Scan the lines and state how many carry "кратная". Leave out everything but the number.

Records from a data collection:
== == ==
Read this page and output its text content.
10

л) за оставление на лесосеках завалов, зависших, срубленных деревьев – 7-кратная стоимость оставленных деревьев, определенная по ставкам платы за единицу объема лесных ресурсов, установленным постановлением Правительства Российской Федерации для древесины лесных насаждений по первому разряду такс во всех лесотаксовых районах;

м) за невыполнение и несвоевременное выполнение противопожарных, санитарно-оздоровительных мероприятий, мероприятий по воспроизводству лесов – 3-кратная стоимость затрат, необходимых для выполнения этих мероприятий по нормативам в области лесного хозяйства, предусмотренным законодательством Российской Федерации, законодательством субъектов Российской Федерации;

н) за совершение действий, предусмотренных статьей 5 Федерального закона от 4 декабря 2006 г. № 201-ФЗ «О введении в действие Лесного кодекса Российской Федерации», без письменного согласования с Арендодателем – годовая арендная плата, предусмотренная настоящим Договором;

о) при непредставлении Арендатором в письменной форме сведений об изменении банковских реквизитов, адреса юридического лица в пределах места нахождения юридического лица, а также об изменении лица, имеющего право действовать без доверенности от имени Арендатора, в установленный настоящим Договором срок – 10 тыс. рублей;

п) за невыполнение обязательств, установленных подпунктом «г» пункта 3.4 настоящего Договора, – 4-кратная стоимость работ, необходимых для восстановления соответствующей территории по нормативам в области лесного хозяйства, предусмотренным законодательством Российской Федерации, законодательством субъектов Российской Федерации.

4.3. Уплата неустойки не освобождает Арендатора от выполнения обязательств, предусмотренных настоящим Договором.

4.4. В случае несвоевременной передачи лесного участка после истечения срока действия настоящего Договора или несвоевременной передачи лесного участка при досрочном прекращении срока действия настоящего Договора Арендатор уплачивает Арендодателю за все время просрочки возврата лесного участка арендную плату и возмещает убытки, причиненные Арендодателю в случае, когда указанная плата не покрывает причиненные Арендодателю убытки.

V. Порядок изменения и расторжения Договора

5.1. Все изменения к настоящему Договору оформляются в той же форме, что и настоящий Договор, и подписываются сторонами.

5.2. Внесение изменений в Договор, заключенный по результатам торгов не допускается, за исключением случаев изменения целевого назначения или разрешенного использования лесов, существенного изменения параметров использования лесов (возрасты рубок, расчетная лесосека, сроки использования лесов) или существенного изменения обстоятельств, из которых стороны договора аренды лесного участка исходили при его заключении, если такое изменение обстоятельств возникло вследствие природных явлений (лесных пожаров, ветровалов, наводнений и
== == ==
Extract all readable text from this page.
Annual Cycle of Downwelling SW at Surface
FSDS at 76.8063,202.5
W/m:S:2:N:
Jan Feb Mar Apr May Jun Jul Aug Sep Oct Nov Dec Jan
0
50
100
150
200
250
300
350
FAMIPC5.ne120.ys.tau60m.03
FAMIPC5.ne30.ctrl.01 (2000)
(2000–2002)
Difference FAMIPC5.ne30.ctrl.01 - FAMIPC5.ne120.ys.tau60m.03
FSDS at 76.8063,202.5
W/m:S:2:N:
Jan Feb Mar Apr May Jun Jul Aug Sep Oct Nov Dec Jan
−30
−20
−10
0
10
== == ==
SOLUTION TO THIS PROBLEM: 3